Written task: Format the material, from its first line up to and including the line with "index-label: 7 bbox=[480, 493, 494, 517]", as a JSON list of strings with one string per line and no blank lines.
====== Exercise data ======
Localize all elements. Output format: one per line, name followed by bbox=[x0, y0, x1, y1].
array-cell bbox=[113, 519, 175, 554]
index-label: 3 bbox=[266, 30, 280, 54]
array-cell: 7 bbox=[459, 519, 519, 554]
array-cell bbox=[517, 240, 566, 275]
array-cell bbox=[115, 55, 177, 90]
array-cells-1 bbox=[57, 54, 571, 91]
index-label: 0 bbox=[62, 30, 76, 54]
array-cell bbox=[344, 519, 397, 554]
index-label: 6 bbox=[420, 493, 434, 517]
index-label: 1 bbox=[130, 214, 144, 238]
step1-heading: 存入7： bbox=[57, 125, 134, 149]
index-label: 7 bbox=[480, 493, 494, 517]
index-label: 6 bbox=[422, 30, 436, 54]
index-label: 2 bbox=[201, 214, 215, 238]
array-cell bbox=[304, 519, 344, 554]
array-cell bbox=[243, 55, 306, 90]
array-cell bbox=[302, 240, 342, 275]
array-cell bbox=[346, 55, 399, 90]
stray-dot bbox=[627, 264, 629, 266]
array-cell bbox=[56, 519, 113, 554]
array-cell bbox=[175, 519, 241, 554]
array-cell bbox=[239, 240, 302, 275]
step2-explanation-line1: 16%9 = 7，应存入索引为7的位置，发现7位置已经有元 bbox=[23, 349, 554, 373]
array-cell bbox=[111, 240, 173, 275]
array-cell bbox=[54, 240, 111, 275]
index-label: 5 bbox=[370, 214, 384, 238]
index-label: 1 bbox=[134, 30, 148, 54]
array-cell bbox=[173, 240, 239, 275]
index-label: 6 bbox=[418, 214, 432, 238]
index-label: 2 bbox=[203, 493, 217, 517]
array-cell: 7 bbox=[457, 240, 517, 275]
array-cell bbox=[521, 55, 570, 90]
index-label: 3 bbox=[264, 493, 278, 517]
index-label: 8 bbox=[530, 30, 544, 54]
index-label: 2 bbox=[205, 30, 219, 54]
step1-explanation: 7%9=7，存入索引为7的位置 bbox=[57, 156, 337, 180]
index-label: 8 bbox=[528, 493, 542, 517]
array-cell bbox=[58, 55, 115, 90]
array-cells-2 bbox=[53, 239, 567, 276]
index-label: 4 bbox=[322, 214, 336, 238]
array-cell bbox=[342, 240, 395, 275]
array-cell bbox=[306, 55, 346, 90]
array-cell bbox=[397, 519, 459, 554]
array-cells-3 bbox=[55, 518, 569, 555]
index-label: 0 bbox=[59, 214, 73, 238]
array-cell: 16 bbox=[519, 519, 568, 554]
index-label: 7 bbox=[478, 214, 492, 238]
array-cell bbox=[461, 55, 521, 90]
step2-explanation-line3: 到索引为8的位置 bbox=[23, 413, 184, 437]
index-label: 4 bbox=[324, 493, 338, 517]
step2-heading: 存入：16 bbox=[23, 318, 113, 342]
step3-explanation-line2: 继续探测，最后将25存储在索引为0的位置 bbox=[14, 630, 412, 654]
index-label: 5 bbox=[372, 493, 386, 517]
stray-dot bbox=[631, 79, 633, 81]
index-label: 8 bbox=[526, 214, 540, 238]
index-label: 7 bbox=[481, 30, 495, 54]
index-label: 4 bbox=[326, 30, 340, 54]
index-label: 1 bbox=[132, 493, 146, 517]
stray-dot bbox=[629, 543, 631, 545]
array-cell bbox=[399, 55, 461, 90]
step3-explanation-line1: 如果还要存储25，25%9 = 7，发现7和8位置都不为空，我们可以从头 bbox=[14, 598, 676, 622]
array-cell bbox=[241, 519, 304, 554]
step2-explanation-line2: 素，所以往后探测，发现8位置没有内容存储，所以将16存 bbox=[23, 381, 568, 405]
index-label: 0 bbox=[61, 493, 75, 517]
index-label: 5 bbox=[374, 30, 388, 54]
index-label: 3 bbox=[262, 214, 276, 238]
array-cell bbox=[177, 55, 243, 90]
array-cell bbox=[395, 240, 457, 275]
======
Answer:
[
  "Localize all elements. Output format: one per line, name followed by bbox=[x0, y0, x1, y1].",
  "array-cell bbox=[113, 519, 175, 554]",
  "index-label: 3 bbox=[266, 30, 280, 54]",
  "array-cell: 7 bbox=[459, 519, 519, 554]",
  "array-cell bbox=[517, 240, 566, 275]",
  "array-cell bbox=[115, 55, 177, 90]",
  "array-cells-1 bbox=[57, 54, 571, 91]",
  "index-label: 0 bbox=[62, 30, 76, 54]",
  "array-cell bbox=[344, 519, 397, 554]",
  "index-label: 6 bbox=[420, 493, 434, 517]",
  "index-label: 1 bbox=[130, 214, 144, 238]",
  "step1-heading: 存入7： bbox=[57, 125, 134, 149]",
  "index-label: 7 bbox=[480, 493, 494, 517]"
]